▶ [What to work on] When you return the data, keep every line exactly as it is and leave out the pictures.

▶ [Recorded data]
Content starts

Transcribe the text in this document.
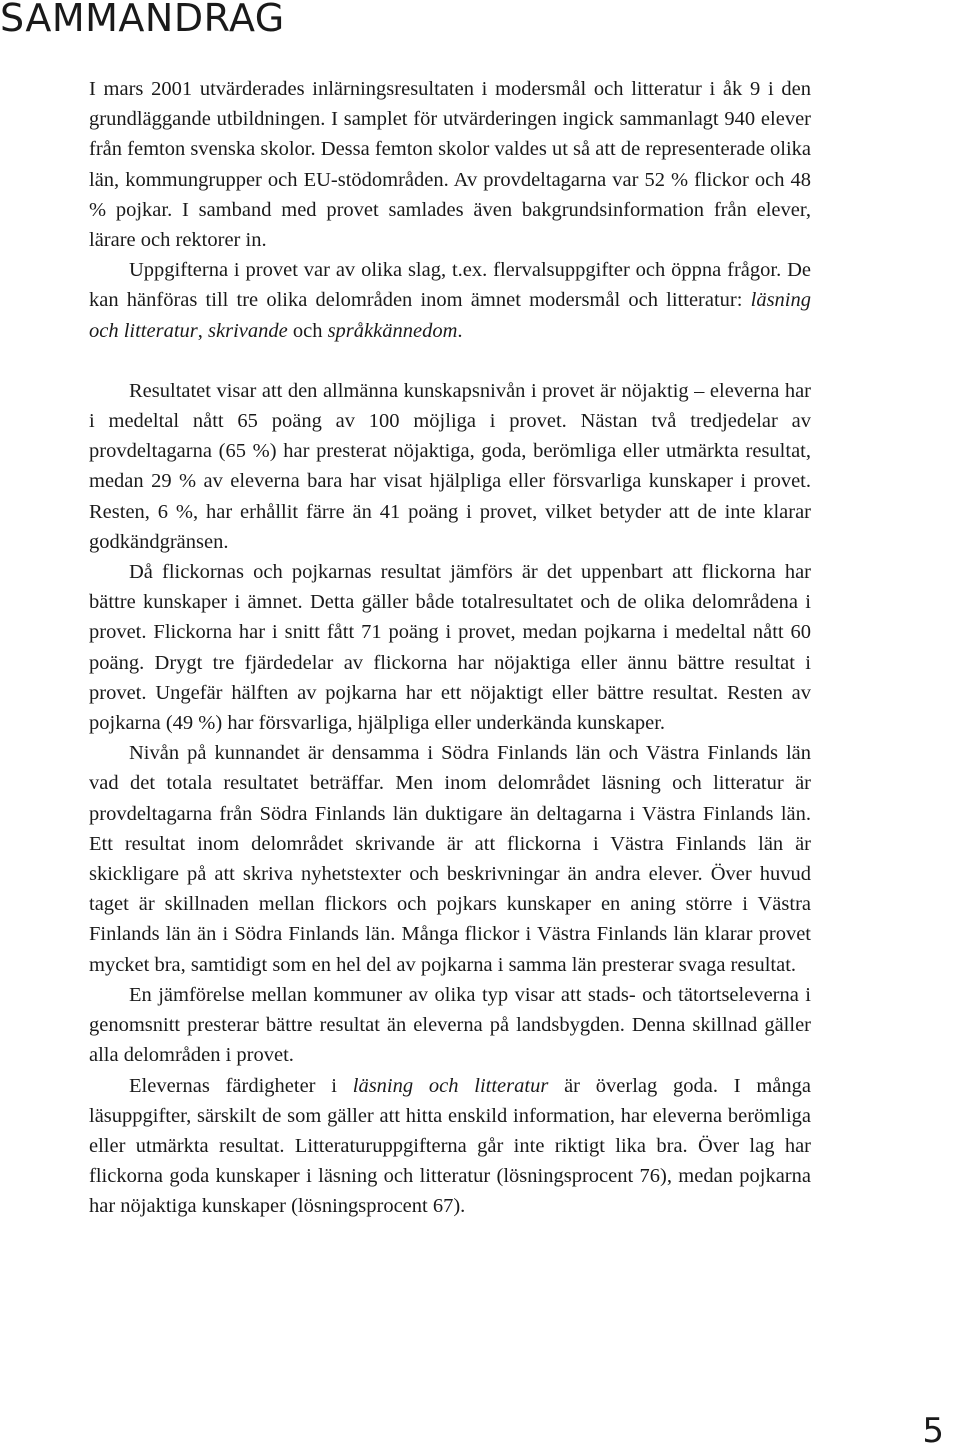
SAMMANDRAG

I mars 2001 utvärderades inlärningsresultaten i modersmål och litteratur i åk 9 i den grundläggande utbildningen. I samplet för utvärderingen ingick sammanlagt 940 elever från femton svenska skolor. Dessa femton skolor valdes ut så att de representerade olika län, kommungrupper och EU-stödområden. Av provdeltagarna var 52 % flickor och 48 % pojkar. I samband med provet samlades även bakgrundsinformation från elever, lärare och rektorer in.

Uppgifterna i provet var av olika slag, t.ex. flervalsuppgifter och öppna frågor. De kan hänföras till tre olika delområden inom ämnet modersmål och litteratur: läsning och litteratur, skrivande och språkkännedom.

Resultatet visar att den allmänna kunskapsnivån i provet är nöjaktig – eleverna har i medeltal nått 65 poäng av 100 möjliga i provet. Nästan två tredjedelar av provdeltagarna (65 %) har presterat nöjaktiga, goda, berömliga eller utmärkta resultat, medan 29 % av eleverna bara har visat hjälpliga eller försvarliga kunskaper i provet. Resten, 6 %, har erhållit färre än 41 poäng i provet, vilket betyder att de inte klarar godkändgränsen.

Då flickornas och pojkarnas resultat jämförs är det uppenbart att flickorna har bättre kunskaper i ämnet. Detta gäller både totalresultatet och de olika delområdena i provet. Flickorna har i snitt fått 71 poäng i provet, medan pojkarna i medeltal nått 60 poäng. Drygt tre fjärdedelar av flickorna har nöjaktiga eller ännu bättre resultat i provet. Ungefär hälften av pojkarna har ett nöjaktigt eller bättre resultat. Resten av pojkarna (49 %) har försvarliga, hjälpliga eller underkända kunskaper.

Nivån på kunnandet är densamma i Södra Finlands län och Västra Finlands län vad det totala resultatet beträffar. Men inom delområdet läsning och litteratur är provdeltagarna från Södra Finlands län duktigare än deltagarna i Västra Finlands län. Ett resultat inom delområdet skrivande är att flickorna i Västra Finlands län är skickligare på att skriva nyhetstexter och beskrivningar än andra elever. Över huvud taget är skillnaden mellan flickors och pojkars kunskaper en aning större i Västra Finlands län än i Södra Finlands län. Många flickor i Västra Finlands län klarar provet mycket bra, samtidigt som en hel del av pojkarna i samma län presterar svaga resultat.

En jämförelse mellan kommuner av olika typ visar att stads- och tätortseleverna i genomsnitt presterar bättre resultat än eleverna på landsbygden. Denna skillnad gäller alla delområden i provet.

Elevernas färdigheter i läsning och litteratur är överlag goda. I många läsuppgifter, särskilt de som gäller att hitta enskild information, har eleverna berömliga eller utmärkta resultat. Litteraturuppgifterna går inte riktigt lika bra. Över lag har flickorna goda kunskaper i läsning och litteratur (lösningsprocent 76), medan pojkarna har nöjaktiga kunskaper (lösningsprocent 67).

5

Content ends

▶ [Your solution]
Transcribe the text in this document.
SAMMANDRAG

I mars 2001 utvärderades inlärningsresultaten i modersmål och litteratur i åk 9 i den grundläggande utbildningen. I samplet för utvärderingen ingick sammanlagt 940 elever från femton svenska skolor. Dessa femton skolor valdes ut så att de representerade olika län, kommungrupper och EU-stödområden. Av provdeltagarna var 52 % flickor och 48 % pojkar. I samband med provet samlades även bakgrundsinformation från elever, lärare och rektorer in.

Uppgifterna i provet var av olika slag, t.ex. flervalsuppgifter och öppna frågor. De kan hänföras till tre olika delområden inom ämnet modersmål och litteratur: läsning och litteratur, skrivande och språkkännedom.

Resultatet visar att den allmänna kunskapsnivån i provet är nöjaktig – eleverna har i medeltal nått 65 poäng av 100 möjliga i provet. Nästan två tredjedelar av provdeltagarna (65 %) har presterat nöjaktiga, goda, berömliga eller utmärkta resultat, medan 29 % av eleverna bara har visat hjälpliga eller försvarliga kunskaper i provet. Resten, 6 %, har erhållit färre än 41 poäng i provet, vilket betyder att de inte klarar godkändgränsen.

Då flickornas och pojkarnas resultat jämförs är det uppenbart att flickorna har bättre kunskaper i ämnet. Detta gäller både totalresultatet och de olika delområdena i provet. Flickorna har i snitt fått 71 poäng i provet, medan pojkarna i medeltal nått 60 poäng. Drygt tre fjärdedelar av flickorna har nöjaktiga eller ännu bättre resultat i provet. Ungefär hälften av pojkarna har ett nöjaktigt eller bättre resultat. Resten av pojkarna (49 %) har försvarliga, hjälpliga eller underkända kunskaper.

Nivån på kunnandet är densamma i Södra Finlands län och Västra Finlands län vad det totala resultatet beträffar. Men inom delområdet läsning och litteratur är provdeltagarna från Södra Finlands län duktigare än deltagarna i Västra Finlands län. Ett resultat inom delområdet skrivande är att flickorna i Västra Finlands län är skickligare på att skriva nyhetstexter och beskrivningar än andra elever. Över huvud taget är skillnaden mellan flickors och pojkars kunskaper en aning större i Västra Finlands län än i Södra Finlands län. Många flickor i Västra Finlands län klarar provet mycket bra, samtidigt som en hel del av pojkarna i samma län presterar svaga resultat.

En jämförelse mellan kommuner av olika typ visar att stads- och tätortseleverna i genomsnitt presterar bättre resultat än eleverna på landsbygden. Denna skillnad gäller alla delområden i provet.

Elevernas färdigheter i läsning och litteratur är överlag goda. I många läsuppgifter, särskilt de som gäller att hitta enskild information, har eleverna berömliga eller utmärkta resultat. Litteraturuppgifterna går inte riktigt lika bra. Över lag har flickorna goda kunskaper i läsning och litteratur (lösningsprocent 76), medan pojkarna har nöjaktiga kunskaper (lösningsprocent 67).

5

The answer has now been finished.